> Task to complete: From the listing below, copy every line with the word "points".

> Dataset records:
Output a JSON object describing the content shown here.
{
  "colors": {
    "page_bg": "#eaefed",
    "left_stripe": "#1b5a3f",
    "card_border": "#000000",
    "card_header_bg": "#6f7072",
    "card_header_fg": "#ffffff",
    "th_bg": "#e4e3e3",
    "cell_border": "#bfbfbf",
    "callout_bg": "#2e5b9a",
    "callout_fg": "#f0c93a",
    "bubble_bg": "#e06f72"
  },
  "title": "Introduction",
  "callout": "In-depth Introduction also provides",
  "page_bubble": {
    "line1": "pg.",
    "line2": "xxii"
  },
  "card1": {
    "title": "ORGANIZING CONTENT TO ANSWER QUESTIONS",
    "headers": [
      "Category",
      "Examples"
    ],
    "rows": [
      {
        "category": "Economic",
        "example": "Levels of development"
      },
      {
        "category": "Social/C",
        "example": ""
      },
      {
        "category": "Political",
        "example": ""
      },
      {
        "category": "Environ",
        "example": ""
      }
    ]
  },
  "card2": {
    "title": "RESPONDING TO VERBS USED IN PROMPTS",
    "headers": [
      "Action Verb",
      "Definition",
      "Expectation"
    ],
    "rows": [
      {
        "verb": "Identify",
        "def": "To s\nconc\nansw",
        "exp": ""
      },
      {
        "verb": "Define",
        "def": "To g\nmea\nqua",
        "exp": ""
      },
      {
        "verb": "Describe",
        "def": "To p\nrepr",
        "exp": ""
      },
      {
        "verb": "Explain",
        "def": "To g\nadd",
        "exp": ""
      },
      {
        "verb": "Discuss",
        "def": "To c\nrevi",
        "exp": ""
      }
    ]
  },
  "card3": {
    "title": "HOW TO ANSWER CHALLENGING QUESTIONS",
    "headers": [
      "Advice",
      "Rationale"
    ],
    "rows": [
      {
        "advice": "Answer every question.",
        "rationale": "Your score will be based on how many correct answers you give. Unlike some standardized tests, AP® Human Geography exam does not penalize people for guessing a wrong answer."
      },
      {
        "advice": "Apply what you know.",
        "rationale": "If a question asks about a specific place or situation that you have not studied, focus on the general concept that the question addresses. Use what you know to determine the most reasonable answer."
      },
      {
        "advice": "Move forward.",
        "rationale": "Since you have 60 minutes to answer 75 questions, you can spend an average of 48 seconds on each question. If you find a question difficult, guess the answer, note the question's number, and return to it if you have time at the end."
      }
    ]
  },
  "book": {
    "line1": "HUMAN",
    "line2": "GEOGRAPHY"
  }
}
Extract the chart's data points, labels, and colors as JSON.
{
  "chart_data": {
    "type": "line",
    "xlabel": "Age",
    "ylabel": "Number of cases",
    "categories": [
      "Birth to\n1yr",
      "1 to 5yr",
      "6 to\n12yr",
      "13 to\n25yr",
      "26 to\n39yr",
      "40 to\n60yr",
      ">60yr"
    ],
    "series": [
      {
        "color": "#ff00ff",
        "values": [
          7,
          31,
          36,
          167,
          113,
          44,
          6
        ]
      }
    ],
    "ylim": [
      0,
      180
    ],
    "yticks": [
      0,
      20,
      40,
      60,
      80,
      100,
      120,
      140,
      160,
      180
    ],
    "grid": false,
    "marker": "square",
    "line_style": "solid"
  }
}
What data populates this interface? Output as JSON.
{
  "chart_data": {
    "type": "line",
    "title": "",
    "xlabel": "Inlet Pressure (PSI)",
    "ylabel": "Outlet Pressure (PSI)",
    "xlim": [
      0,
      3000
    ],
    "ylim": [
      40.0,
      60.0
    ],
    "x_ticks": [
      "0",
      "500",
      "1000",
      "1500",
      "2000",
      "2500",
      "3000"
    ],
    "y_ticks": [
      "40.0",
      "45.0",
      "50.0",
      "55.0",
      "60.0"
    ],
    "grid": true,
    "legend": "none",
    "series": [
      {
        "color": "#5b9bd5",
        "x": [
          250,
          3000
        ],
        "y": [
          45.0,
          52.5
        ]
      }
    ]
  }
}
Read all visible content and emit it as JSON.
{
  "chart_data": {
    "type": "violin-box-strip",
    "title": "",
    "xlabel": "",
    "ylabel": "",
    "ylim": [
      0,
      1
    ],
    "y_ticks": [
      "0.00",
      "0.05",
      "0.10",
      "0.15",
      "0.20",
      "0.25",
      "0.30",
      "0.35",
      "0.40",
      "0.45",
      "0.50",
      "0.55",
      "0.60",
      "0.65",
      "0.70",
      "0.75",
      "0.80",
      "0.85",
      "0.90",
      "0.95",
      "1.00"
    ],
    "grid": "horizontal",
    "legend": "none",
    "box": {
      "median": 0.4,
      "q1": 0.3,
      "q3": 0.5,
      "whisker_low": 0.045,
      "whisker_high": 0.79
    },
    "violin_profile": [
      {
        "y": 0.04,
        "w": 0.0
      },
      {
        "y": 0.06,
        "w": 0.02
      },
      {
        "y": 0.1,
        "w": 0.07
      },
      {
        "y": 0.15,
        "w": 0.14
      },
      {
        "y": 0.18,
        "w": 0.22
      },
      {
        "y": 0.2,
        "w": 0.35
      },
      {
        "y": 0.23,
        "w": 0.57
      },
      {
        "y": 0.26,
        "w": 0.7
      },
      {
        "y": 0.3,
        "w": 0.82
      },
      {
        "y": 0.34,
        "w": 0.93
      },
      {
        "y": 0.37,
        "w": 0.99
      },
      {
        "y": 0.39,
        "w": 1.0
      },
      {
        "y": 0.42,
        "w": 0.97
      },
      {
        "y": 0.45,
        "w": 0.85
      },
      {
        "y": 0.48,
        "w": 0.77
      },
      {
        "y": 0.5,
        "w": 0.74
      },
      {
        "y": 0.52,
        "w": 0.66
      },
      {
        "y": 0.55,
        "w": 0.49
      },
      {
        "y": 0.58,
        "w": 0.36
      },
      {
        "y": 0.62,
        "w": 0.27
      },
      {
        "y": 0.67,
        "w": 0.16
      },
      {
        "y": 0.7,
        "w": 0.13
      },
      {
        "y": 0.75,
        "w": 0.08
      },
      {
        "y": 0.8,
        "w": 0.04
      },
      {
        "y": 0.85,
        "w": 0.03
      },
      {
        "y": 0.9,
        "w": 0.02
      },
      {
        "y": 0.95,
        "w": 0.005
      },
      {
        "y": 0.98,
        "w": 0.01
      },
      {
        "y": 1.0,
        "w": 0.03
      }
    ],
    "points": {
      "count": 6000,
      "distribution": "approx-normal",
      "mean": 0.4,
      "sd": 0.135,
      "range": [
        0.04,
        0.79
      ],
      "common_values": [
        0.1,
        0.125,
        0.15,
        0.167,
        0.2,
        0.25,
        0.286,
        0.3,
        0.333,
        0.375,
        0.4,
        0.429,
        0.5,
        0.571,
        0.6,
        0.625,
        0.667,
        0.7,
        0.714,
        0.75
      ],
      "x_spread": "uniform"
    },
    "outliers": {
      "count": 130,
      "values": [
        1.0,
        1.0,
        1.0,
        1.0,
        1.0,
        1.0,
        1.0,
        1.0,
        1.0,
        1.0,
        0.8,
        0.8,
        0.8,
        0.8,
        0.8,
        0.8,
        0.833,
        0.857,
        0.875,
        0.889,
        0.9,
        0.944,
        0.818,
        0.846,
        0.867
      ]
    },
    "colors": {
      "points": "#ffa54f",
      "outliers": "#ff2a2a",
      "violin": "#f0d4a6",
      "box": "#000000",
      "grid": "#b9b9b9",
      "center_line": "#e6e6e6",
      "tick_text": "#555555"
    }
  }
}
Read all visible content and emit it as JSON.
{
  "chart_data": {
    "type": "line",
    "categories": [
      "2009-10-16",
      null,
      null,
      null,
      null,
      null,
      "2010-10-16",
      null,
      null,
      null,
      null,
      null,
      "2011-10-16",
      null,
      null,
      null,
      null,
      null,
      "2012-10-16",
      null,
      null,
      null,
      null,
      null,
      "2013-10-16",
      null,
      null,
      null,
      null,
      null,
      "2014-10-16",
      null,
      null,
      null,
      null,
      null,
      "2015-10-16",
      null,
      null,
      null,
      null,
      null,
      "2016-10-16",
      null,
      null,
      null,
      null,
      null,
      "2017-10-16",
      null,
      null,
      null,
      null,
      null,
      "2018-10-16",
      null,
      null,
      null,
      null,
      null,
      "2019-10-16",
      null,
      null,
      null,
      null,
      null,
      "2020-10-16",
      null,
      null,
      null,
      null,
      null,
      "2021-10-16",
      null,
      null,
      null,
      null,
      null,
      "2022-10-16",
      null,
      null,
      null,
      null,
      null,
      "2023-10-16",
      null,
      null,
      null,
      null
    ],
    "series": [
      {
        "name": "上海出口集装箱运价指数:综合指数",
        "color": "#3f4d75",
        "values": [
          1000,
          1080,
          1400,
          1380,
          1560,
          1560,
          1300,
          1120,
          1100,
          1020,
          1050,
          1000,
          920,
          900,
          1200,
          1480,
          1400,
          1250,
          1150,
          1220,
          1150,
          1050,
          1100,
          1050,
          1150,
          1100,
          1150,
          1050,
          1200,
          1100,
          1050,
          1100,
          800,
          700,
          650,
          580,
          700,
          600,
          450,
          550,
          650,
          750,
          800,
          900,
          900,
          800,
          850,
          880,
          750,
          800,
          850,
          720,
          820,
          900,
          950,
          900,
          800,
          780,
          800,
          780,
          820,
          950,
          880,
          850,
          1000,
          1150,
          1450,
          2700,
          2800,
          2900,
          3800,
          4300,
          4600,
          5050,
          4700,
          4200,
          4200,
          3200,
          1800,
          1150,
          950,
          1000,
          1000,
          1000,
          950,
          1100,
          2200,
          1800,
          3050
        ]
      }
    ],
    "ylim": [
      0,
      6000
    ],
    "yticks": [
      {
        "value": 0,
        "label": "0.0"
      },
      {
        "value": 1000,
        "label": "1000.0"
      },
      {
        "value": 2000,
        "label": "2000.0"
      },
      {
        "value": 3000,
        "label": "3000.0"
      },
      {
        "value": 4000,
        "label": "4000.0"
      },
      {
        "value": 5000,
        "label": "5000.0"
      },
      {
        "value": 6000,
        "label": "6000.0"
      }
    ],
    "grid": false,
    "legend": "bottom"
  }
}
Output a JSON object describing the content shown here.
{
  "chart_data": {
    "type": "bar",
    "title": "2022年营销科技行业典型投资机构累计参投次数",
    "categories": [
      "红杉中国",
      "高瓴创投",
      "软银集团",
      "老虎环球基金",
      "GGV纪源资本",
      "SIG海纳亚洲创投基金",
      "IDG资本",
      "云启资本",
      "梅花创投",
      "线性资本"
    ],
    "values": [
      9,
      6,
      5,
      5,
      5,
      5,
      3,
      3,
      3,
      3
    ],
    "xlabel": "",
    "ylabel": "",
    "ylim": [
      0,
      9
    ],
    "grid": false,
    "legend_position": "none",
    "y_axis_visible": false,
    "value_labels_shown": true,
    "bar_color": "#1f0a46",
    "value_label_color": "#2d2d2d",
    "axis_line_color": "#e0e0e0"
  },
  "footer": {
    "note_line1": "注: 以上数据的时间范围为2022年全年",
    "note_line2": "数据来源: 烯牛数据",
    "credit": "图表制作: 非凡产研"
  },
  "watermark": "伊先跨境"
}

> Answer for the task:
Extract the chart's data points, labels, and colors as JSON.
    "points": {
      "points": "#ffa54f",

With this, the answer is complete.